Page extract

====

You did what with your ESB!?

I’ve seen many enterprise service bus (ESB) implementations that are, well, quite extraordinary.  Sadly, they are extraordinary for more wrong reasons than right.  Given that we had a SOA frenzy not too long ago, many developers got caught in that feeding frenzy.  Hey, when you’re a shark off the south coast of Kwazulu-Natal in winter, everything looks like a sardine.  In fact, if you were a tiny sole, just wandering around at the bottom of a big sea, chances are you also wanted some of them some sardines.
That was a long time ago, but now that we get to see the extraordinary things that developers built with their ESB.  Here are my top five extraordinary things.

#5 Look, we can synchronize our databases with our ESB

You have two application databases and you want the changes in one to be propagated to the other.  The ESB seemed like a perfect way to spray data around.  Hey, just give me an end point and I’d pump some data through it.  Well, syncing data is a replication problem with different challenges such as change detection, conflict resolution, retry or abort strategies, and bulk materialization on both ends when things get horribly out of sync.

#4 You can call my stored proc from the other side of my ESB

Somewhere in your app you had something that called a stored procedure. The ESB seemed like a really easy way to wrap that SProc with a service and hand out a new end point.  Cool, now everyone can call your stored proc.  Well, perhaps that original thing that was calling your stored proc was a wrong architecture decision in the first place.  If it was the write decision, suddenly opening it up to multiple callers that you have no control over means you got to be certain about whether your SProc is re-entrant, can handle the concurrency, and a whole lot more. 

#3 My ESB now manages my transactions

Enough said.

#2 My authentication runs as a centralized service on my ESB

Login seems like an easy enough “hello world” service to get up and running.  Hey, since our ESB has all of these apps hanging off it, we can get our Login Service to do single sign on (SSO).  We just need to call all the login services for each app and front it with our single sign on service and then this service will dish out authentication tokens.  Oh, we might as well put in a centralised authorisation service too.  Well, firstly, login is not a service.  You can take that thought further from here.

#1 I replaced my call stack with my ESB

To be fair, most developers don’t know that they did this.  Let me explain.  You had some app that called a method that calls a few more methods and so on.  We all know that this builds up a call stack that gets popped on the return path.  When you take those classes that have those methods and dump them as services on your ESB, the call stack has not changed, but now there is an ESB in between.  Well, you can’t just shift classes wrapped as services to your ESB.  You actually have to get service oriented in your architecture.  Only then will that call stack change.

It’s not surprising that we see this now.  It takes a long time for an architectural style to be understood.  Unfortunately, there are some costly mistakes along the way.  We also can’t blame the ESB, but, beware, the sardine run happens every year.

====

Record list
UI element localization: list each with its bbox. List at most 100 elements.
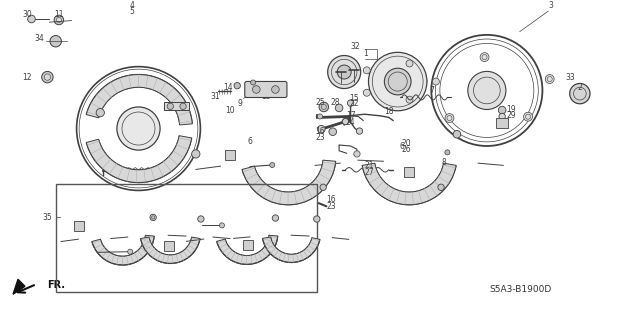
Text: 26: 26 <box>401 145 411 154</box>
Circle shape <box>329 128 337 136</box>
Circle shape <box>50 35 61 47</box>
Text: 23: 23 <box>326 202 336 211</box>
Text: 30: 30 <box>22 10 32 19</box>
Circle shape <box>269 162 275 167</box>
Circle shape <box>354 151 360 157</box>
Text: 31: 31 <box>211 92 220 101</box>
Circle shape <box>42 71 53 83</box>
Circle shape <box>220 223 225 228</box>
Circle shape <box>364 67 371 74</box>
Circle shape <box>337 65 351 79</box>
Circle shape <box>320 184 326 190</box>
Bar <box>56 184 317 292</box>
Polygon shape <box>13 279 25 294</box>
Circle shape <box>335 104 343 112</box>
Bar <box>74 221 84 231</box>
Circle shape <box>180 103 186 109</box>
Circle shape <box>406 60 413 67</box>
Circle shape <box>54 15 63 25</box>
Circle shape <box>356 128 363 134</box>
Polygon shape <box>217 235 278 264</box>
Text: 1: 1 <box>364 49 368 58</box>
Text: 11: 11 <box>54 10 63 19</box>
Polygon shape <box>86 75 192 125</box>
Text: 5: 5 <box>130 7 134 16</box>
Text: 34: 34 <box>35 34 45 43</box>
Circle shape <box>438 184 444 190</box>
Circle shape <box>117 107 160 150</box>
Circle shape <box>328 56 361 89</box>
Bar <box>225 150 234 160</box>
Text: 3: 3 <box>548 1 553 10</box>
Text: 35: 35 <box>42 213 52 222</box>
Bar <box>164 102 189 110</box>
Text: 24: 24 <box>346 118 355 127</box>
Circle shape <box>545 75 554 84</box>
Text: 33: 33 <box>565 73 575 82</box>
Text: 14: 14 <box>223 83 233 93</box>
Circle shape <box>570 84 590 104</box>
Text: 6: 6 <box>248 137 252 146</box>
Circle shape <box>198 216 204 222</box>
Text: 32: 32 <box>350 42 360 51</box>
Text: 22: 22 <box>349 99 358 108</box>
Text: 7: 7 <box>429 86 434 95</box>
Circle shape <box>317 125 325 133</box>
Circle shape <box>385 68 411 95</box>
Circle shape <box>406 96 413 103</box>
Circle shape <box>445 150 450 155</box>
Circle shape <box>314 216 320 222</box>
Text: 16: 16 <box>326 196 336 204</box>
Polygon shape <box>242 160 335 205</box>
Circle shape <box>524 112 532 121</box>
Circle shape <box>251 80 255 85</box>
Circle shape <box>499 106 506 114</box>
Circle shape <box>342 118 349 125</box>
Text: 13: 13 <box>262 92 271 101</box>
Text: 4: 4 <box>130 1 134 10</box>
Text: 15: 15 <box>349 94 358 103</box>
Circle shape <box>271 86 279 93</box>
Text: 6: 6 <box>399 143 404 152</box>
Circle shape <box>499 113 506 120</box>
Circle shape <box>433 78 440 85</box>
Text: 10: 10 <box>225 106 234 115</box>
Circle shape <box>369 52 427 111</box>
Text: 12: 12 <box>22 73 32 82</box>
Circle shape <box>234 83 241 89</box>
Text: 19: 19 <box>506 105 516 114</box>
Circle shape <box>272 215 278 221</box>
Circle shape <box>192 150 200 158</box>
Text: 23: 23 <box>315 133 325 142</box>
Circle shape <box>348 100 354 106</box>
Bar <box>164 241 174 251</box>
Text: 20: 20 <box>401 139 411 148</box>
Text: 25: 25 <box>315 98 325 107</box>
Circle shape <box>317 114 323 119</box>
FancyBboxPatch shape <box>244 81 287 98</box>
Text: 9: 9 <box>238 99 243 108</box>
Bar <box>404 167 414 177</box>
Circle shape <box>445 114 454 122</box>
Circle shape <box>127 249 132 254</box>
Text: 27: 27 <box>365 167 374 176</box>
Circle shape <box>468 71 506 109</box>
Circle shape <box>418 77 427 86</box>
Text: 21: 21 <box>365 161 374 170</box>
Circle shape <box>150 214 156 221</box>
Bar <box>496 118 508 128</box>
Polygon shape <box>141 237 200 263</box>
Circle shape <box>96 108 104 117</box>
Polygon shape <box>92 235 154 265</box>
Polygon shape <box>362 163 456 205</box>
Circle shape <box>253 86 260 93</box>
Text: 17: 17 <box>346 111 355 120</box>
Text: FR.: FR. <box>47 280 65 290</box>
Circle shape <box>364 89 371 96</box>
Text: 28: 28 <box>330 98 340 107</box>
Text: 18: 18 <box>384 107 394 115</box>
Circle shape <box>480 53 489 62</box>
Text: S5A3-B1900D: S5A3-B1900D <box>490 285 552 294</box>
Circle shape <box>44 74 51 80</box>
Circle shape <box>167 103 173 109</box>
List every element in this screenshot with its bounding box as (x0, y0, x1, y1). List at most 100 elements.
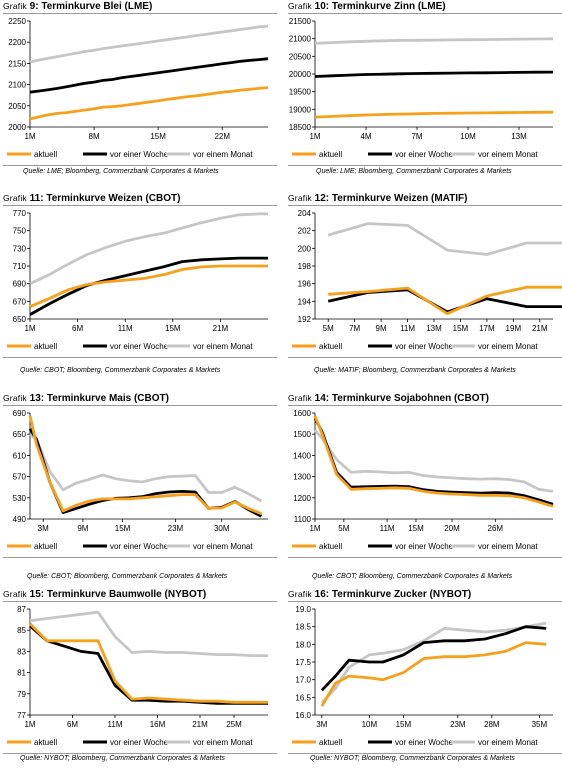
y-tick-label: 198 (298, 262, 312, 271)
y-tick-label: 2100 (8, 81, 26, 90)
y-tick-label: 570 (13, 473, 27, 482)
panel-title-text: Terminkurve Blei (LME) (41, 1, 153, 12)
y-tick-label: 19.0 (295, 605, 311, 614)
legend-label: vor einer Woche (110, 542, 169, 551)
legend-label: vor einer Woche (395, 542, 454, 551)
top-rule (3, 405, 277, 406)
chart-svg: 192 194 196 198 200 202 204 5M 7M 9M 11M 13M 15M 17M 1… (292, 209, 562, 351)
series-line-woche (29, 624, 268, 705)
series-line-monat (29, 433, 263, 503)
panel-prefix: Grafik (288, 193, 312, 203)
x-tick-label: 9M (376, 324, 387, 333)
source-note: Quelle: MATIF; Bloomberg, Commerzbank Co… (314, 367, 516, 374)
x-tick-label: 7M (411, 132, 422, 141)
y-tick-label: 1200 (293, 494, 311, 503)
chart-svg: 18500 19000 19500 20000 20500 21000 21500 1M 4M 7… (289, 17, 554, 159)
chart-svg: 1100 1200 1300 1400 1500 1600 1M 5M 11M 15M 20M 26M… (292, 409, 554, 551)
y-tick-label: 18.5 (295, 623, 311, 632)
bottom-rule (3, 557, 277, 558)
x-tick-label: 15M (150, 132, 166, 141)
panel-title: Grafik 10: Terminkurve Zinn (LME) (288, 1, 446, 12)
legend-label: vor einem Monat (193, 150, 253, 159)
y-tick-label: 17.5 (295, 658, 311, 667)
y-tick-label: 194 (298, 297, 312, 306)
chart-panel-zucker: Grafik 16: Terminkurve Zucker (NYBOT) 16… (288, 589, 562, 779)
panel-number: 10: (314, 1, 330, 12)
panel-prefix: Grafik (3, 1, 27, 11)
y-tick-label: 20500 (289, 52, 312, 61)
series-line-monat (314, 37, 554, 45)
series-line-woche (29, 57, 269, 94)
panel-prefix: Grafik (3, 193, 27, 203)
source-note: Quelle: CBOT; Bloomberg, Commerzbank Cor… (27, 573, 228, 580)
y-tick-label: 670 (13, 297, 27, 306)
chart-svg: 2000 2050 2100 2150 2200 2250 1M 8M 15M 22M aktuel… (7, 17, 269, 159)
series-line-woche (320, 625, 547, 692)
chart-svg: 490 530 570 610 650 690 3M 9M 15M 23M 30M aktuell vo… (7, 409, 268, 551)
x-tick-label: 16M (150, 720, 166, 729)
bottom-rule (288, 357, 562, 358)
panel-title: Grafik 14: Terminkurve Sojabohnen (CBOT) (288, 393, 489, 404)
chart-panel-blei: Grafik 9: Terminkurve Blei (LME) 2000 205… (3, 1, 278, 191)
series-line-woche (29, 256, 268, 316)
source-note: Quelle: CBOT; Bloomberg, Commerzbank Cor… (20, 367, 221, 374)
y-tick-label: 1500 (293, 430, 311, 439)
x-tick-label: 11M (118, 324, 133, 333)
x-tick-label: 21M (192, 720, 208, 729)
top-rule (288, 13, 562, 14)
legend-label: aktuell (319, 738, 342, 747)
y-tick-label: 730 (13, 244, 27, 253)
y-tick-label: 192 (298, 315, 312, 324)
legend-label: aktuell (34, 542, 57, 551)
legend-label: vor einer Woche (395, 738, 454, 747)
x-tick-label: 30M (214, 524, 230, 533)
chart-panel-zinn: Grafik 10: Terminkurve Zinn (LME) 18500 1… (288, 1, 562, 191)
x-tick-label: 6M (67, 720, 78, 729)
x-tick-label: 11M (400, 324, 415, 333)
top-rule (3, 205, 277, 206)
x-tick-label: 7M (349, 324, 360, 333)
y-tick-label: 19000 (289, 105, 312, 114)
bottom-rule (288, 557, 562, 558)
y-tick-label: 21000 (289, 35, 312, 44)
y-tick-label: 83 (17, 647, 26, 656)
series-line-aktuell (313, 415, 554, 508)
chart-panel-baumwolle: Grafik 15: Terminkurve Baumwolle (NYBOT)… (3, 589, 278, 779)
source-note: Quelle: CBOT; Bloomberg, Commerzbank Cor… (312, 573, 513, 580)
series-line-aktuell (29, 622, 268, 704)
legend-label: aktuell (34, 150, 57, 159)
y-tick-label: 81 (17, 669, 26, 678)
y-tick-label: 87 (17, 605, 26, 614)
panel-number: 11: (29, 193, 44, 204)
x-tick-label: 8M (89, 132, 100, 141)
y-tick-label: 610 (13, 451, 27, 460)
panel-title: Grafik 13: Terminkurve Mais (CBOT) (3, 393, 169, 404)
series-line-woche (313, 417, 554, 506)
panel-title: Grafik 12: Terminkurve Weizen (MATIF) (288, 193, 467, 204)
legend-label: vor einer Woche (110, 150, 169, 159)
y-tick-label: 2050 (8, 102, 26, 111)
x-tick-label: 21M (213, 324, 229, 333)
series-line-aktuell (29, 264, 268, 308)
series-line-aktuell (314, 110, 554, 119)
y-tick-label: 16.5 (295, 693, 311, 702)
panel-prefix: Grafik (3, 393, 27, 403)
source-note: Quelle: NYBOT; Bloomberg, Commerzbank Co… (310, 755, 515, 762)
x-tick-label: 1M (309, 524, 320, 533)
x-tick-label: 21M (532, 324, 548, 333)
legend-label: vor einer Woche (395, 150, 454, 159)
y-tick-label: 490 (13, 515, 27, 524)
y-tick-label: 18500 (289, 123, 312, 132)
panel-title: Grafik 16: Terminkurve Zucker (NYBOT) (288, 589, 471, 600)
source-note: Quelle: LME; Bloomberg, Commerzbank Corp… (23, 168, 219, 175)
x-tick-label: 1M (24, 324, 35, 333)
y-tick-label: 750 (13, 227, 27, 236)
y-tick-label: 204 (298, 209, 312, 218)
y-tick-label: 21500 (289, 17, 312, 26)
x-tick-label: 28M (484, 720, 500, 729)
y-tick-label: 1600 (293, 409, 311, 418)
y-tick-label: 650 (13, 430, 27, 439)
source-note: Quelle: LME; Bloomberg, Commerzbank Corp… (316, 168, 512, 175)
y-tick-label: 196 (298, 280, 312, 289)
legend-label: vor einer Woche (110, 738, 169, 747)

====

Aim of the task
Repeat word for word the part of the ESB article starting with "Somewhere in your" and going on through "Enough said.".

Output for this task
Somewhere in your app you had something that called a stored procedure. The ESB seemed like a really easy way to wrap that SProc with a service and hand out a new end point.  Cool, now everyone can call your stored proc.  Well, perhaps that original thing that was calling your stored proc was a wrong architecture decision in the first place.  If it was the write decision, suddenly opening it up to multiple callers that you have no control over means you got to be certain about whether your SProc is re-entrant, can handle the concurrency, and a whole lot more. 

#3 My ESB now manages my transactions

Enough said.